The problem: Copy the whole listing below line for line, character for character, and leave out the pictures.

(Spatial layout data)
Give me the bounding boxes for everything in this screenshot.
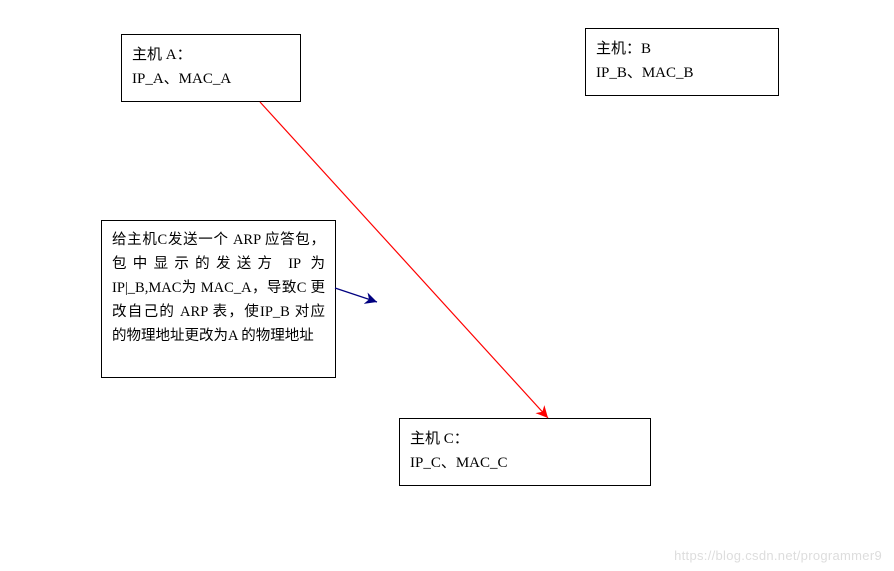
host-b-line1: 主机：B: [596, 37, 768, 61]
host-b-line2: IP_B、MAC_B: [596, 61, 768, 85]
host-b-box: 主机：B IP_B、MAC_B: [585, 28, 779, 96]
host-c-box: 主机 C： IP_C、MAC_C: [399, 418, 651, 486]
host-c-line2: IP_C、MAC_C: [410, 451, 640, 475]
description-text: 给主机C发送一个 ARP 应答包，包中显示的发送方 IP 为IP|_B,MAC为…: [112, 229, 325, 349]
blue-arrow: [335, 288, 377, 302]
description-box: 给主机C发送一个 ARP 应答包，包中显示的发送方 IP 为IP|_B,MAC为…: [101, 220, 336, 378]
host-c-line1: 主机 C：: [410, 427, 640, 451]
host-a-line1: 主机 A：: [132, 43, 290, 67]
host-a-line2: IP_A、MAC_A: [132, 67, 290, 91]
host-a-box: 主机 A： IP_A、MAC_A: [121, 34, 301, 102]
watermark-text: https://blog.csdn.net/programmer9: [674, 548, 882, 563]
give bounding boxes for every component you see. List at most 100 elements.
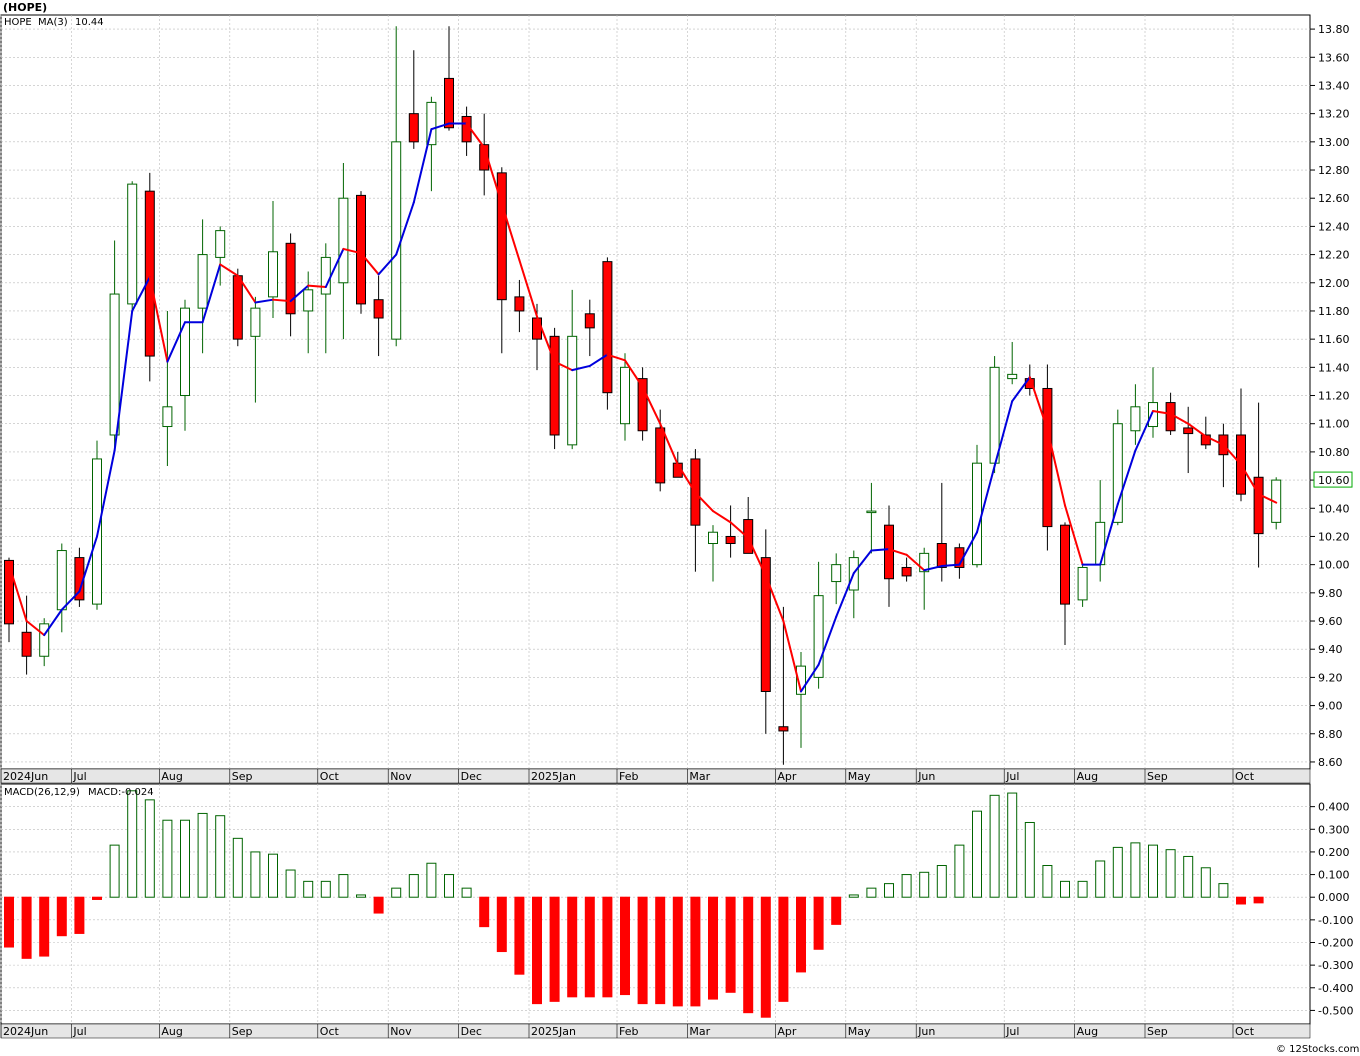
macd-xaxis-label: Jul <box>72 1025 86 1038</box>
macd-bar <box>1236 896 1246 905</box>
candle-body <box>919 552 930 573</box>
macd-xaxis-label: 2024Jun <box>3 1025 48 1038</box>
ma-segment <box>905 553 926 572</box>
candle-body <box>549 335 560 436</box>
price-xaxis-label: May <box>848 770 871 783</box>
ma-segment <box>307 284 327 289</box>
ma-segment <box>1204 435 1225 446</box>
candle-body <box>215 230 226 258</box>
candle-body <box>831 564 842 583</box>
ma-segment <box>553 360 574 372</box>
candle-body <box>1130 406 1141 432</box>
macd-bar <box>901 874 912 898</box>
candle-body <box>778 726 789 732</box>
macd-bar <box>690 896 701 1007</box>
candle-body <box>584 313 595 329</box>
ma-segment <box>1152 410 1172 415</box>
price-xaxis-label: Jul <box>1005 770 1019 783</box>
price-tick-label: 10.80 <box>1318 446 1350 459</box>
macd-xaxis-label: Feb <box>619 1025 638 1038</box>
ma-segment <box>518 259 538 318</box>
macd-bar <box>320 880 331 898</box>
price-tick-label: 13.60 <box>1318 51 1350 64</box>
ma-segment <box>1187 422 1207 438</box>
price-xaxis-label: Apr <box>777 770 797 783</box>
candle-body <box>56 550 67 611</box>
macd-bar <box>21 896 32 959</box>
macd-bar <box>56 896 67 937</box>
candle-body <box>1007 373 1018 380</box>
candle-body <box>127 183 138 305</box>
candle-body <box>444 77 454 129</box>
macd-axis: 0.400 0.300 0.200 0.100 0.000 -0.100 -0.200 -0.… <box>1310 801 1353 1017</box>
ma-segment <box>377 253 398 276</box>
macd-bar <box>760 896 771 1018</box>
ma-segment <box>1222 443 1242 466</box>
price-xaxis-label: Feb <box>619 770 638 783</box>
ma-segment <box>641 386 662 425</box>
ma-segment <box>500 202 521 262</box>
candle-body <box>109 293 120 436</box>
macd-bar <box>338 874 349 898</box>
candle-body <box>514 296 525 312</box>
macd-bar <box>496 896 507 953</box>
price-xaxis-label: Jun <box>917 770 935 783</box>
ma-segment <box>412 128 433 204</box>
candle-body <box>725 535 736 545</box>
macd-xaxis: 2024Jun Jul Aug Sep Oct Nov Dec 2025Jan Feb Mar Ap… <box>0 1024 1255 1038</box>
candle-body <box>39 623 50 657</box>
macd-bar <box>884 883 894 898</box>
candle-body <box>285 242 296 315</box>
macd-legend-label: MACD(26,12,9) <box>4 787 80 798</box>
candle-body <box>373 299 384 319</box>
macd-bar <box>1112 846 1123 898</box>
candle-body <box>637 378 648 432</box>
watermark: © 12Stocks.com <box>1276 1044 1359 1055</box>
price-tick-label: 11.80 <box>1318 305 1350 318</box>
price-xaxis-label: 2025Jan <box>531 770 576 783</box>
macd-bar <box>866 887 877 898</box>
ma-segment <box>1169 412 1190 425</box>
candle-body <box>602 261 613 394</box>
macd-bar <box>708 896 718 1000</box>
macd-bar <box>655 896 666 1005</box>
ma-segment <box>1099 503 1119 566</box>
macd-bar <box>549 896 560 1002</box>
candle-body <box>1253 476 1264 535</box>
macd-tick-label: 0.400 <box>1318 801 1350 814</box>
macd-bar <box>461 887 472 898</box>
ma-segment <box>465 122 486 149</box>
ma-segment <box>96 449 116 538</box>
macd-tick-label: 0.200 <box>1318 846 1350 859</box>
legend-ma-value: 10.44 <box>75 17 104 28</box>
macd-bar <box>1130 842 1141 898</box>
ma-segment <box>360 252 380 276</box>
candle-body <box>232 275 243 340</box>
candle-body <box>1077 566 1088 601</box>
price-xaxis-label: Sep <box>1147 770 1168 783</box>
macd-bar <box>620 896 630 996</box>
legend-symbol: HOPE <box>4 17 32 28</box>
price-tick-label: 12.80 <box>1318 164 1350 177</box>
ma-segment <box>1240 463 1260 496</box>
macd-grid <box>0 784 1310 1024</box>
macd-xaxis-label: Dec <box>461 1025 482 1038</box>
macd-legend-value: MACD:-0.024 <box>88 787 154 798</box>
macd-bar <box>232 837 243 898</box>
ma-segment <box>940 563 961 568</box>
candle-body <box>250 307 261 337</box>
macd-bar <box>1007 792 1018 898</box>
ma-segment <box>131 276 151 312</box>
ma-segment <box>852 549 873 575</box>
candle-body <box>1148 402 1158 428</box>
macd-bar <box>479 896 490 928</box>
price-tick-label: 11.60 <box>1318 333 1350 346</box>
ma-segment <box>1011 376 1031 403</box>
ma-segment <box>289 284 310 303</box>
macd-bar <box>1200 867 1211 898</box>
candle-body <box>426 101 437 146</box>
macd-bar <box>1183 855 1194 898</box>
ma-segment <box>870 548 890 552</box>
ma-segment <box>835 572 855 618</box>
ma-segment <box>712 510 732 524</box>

Written response:
Give me the bounding boxes for everything in this screenshot.
host-b-line1: 主机：B: [596, 37, 768, 61]
host-b-line2: IP_B、MAC_B: [596, 61, 768, 85]
host-b-box: 主机：B IP_B、MAC_B: [585, 28, 779, 96]
host-c-box: 主机 C： IP_C、MAC_C: [399, 418, 651, 486]
host-c-line2: IP_C、MAC_C: [410, 451, 640, 475]
description-text: 给主机C发送一个 ARP 应答包，包中显示的发送方 IP 为IP|_B,MAC为…: [112, 229, 325, 349]
blue-arrow: [335, 288, 377, 302]
description-box: 给主机C发送一个 ARP 应答包，包中显示的发送方 IP 为IP|_B,MAC为…: [101, 220, 336, 378]
host-c-line1: 主机 C：: [410, 427, 640, 451]
host-a-line1: 主机 A：: [132, 43, 290, 67]
host-a-line2: IP_A、MAC_A: [132, 67, 290, 91]
host-a-box: 主机 A： IP_A、MAC_A: [121, 34, 301, 102]
watermark-text: https://blog.csdn.net/programmer9: [674, 548, 882, 563]
give bounding boxes for every component you see. List at most 100 elements.
macd-xaxis-label: Jul <box>72 1025 86 1038</box>
macd-bar <box>1236 896 1246 905</box>
candle-body <box>919 552 930 573</box>
macd-xaxis-label: 2024Jun <box>3 1025 48 1038</box>
ma-segment <box>905 553 926 572</box>
candle-body <box>549 335 560 436</box>
price-xaxis-label: May <box>848 770 871 783</box>
ma-segment <box>307 284 327 289</box>
ma-segment <box>1204 435 1225 446</box>
candle-body <box>215 230 226 258</box>
candle-body <box>831 564 842 583</box>
ma-segment <box>553 360 574 372</box>
candle-body <box>1130 406 1141 432</box>
macd-bar <box>901 874 912 898</box>
candle-body <box>778 726 789 732</box>
macd-bar <box>690 896 701 1007</box>
candle-body <box>584 313 595 329</box>
ma-segment <box>1152 410 1172 415</box>
price-xaxis-label: Jul <box>1005 770 1019 783</box>
price-tick-label: 10.80 <box>1318 446 1350 459</box>
macd-xaxis-label: Feb <box>619 1025 638 1038</box>
ma-segment <box>518 259 538 318</box>
macd-bar <box>320 880 331 898</box>
price-tick-label: 13.60 <box>1318 51 1350 64</box>
ma-segment <box>1187 422 1207 438</box>
price-xaxis-label: Apr <box>777 770 797 783</box>
candle-body <box>56 550 67 611</box>
macd-bar <box>21 896 32 959</box>
macd-bar <box>56 896 67 937</box>
candle-body <box>1007 373 1018 380</box>
candle-body <box>127 183 138 305</box>
candle-body <box>444 77 454 129</box>
macd-axis: 0.400 0.300 0.200 0.100 0.000 -0.100 -0.200 -0.… <box>1310 801 1353 1017</box>
ma-segment <box>377 253 398 276</box>
macd-bar <box>760 896 771 1018</box>
ma-segment <box>1222 443 1242 466</box>
price-xaxis-label: Feb <box>619 770 638 783</box>
ma-segment <box>641 386 662 425</box>
ma-segment <box>500 202 521 262</box>
candle-body <box>109 293 120 436</box>
macd-bar <box>338 874 349 898</box>
candle-body <box>514 296 525 312</box>
macd-bar <box>496 896 507 953</box>
price-xaxis-label: Jun <box>917 770 935 783</box>
ma-segment <box>412 128 433 204</box>
candle-body <box>725 535 736 545</box>
macd-xaxis: 2024Jun Jul Aug Sep Oct Nov Dec 2025Jan Feb Mar Ap… <box>0 1024 1255 1038</box>
candle-body <box>39 623 50 657</box>
macd-bar <box>884 883 894 898</box>
candle-body <box>285 242 296 315</box>
macd-legend-label: MACD(26,12,9) <box>4 787 80 798</box>
candle-body <box>373 299 384 319</box>
macd-bar <box>1112 846 1123 898</box>
candle-body <box>637 378 648 432</box>
watermark: © 12Stocks.com <box>1276 1044 1359 1055</box>
price-tick-label: 11.80 <box>1318 305 1350 318</box>
price-xaxis-label: 2025Jan <box>531 770 576 783</box>
macd-bar <box>866 887 877 898</box>
ma-segment <box>1169 412 1190 425</box>
candle-body <box>602 261 613 394</box>
macd-bar <box>708 896 718 1000</box>
macd-bar <box>655 896 666 1005</box>
ma-segment <box>1099 503 1119 566</box>
macd-bar <box>549 896 560 1002</box>
candle-body <box>1253 476 1264 535</box>
macd-tick-label: 0.400 <box>1318 801 1350 814</box>
macd-bar <box>461 887 472 898</box>
ma-segment <box>465 122 486 149</box>
ma-segment <box>96 449 116 538</box>
macd-tick-label: 0.200 <box>1318 846 1350 859</box>
legend-ma-value: 10.44 <box>75 17 104 28</box>
macd-bar <box>1130 842 1141 898</box>
ma-segment <box>360 252 380 276</box>
candle-body <box>232 275 243 340</box>
candle-body <box>1077 566 1088 601</box>
price-xaxis-label: Sep <box>1147 770 1168 783</box>
macd-bar <box>620 896 630 996</box>
legend-symbol: HOPE <box>4 17 32 28</box>
price-tick-label: 12.80 <box>1318 164 1350 177</box>
ma-segment <box>1240 463 1260 496</box>
macd-grid <box>0 784 1310 1024</box>
macd-xaxis-label: Dec <box>461 1025 482 1038</box>
macd-legend-value: MACD:-0.024 <box>88 787 154 798</box>
macd-bar <box>232 837 243 898</box>
ma-segment <box>940 563 961 568</box>
candle-body <box>250 307 261 337</box>
macd-bar <box>1007 792 1018 898</box>
ma-segment <box>131 276 151 312</box>
ma-segment <box>852 549 873 575</box>
candle-body <box>1148 402 1158 428</box>
macd-bar <box>479 896 490 928</box>
price-tick-label: 11.60 <box>1318 333 1350 346</box>
ma-segment <box>1011 376 1031 403</box>
ma-segment <box>289 284 310 303</box>
macd-bar <box>1200 867 1211 898</box>
candle-body <box>426 101 437 146</box>
macd-bar <box>1183 855 1194 898</box>
ma-segment <box>870 548 890 552</box>
ma-segment <box>835 572 855 618</box>
ma-segment <box>712 510 732 524</box>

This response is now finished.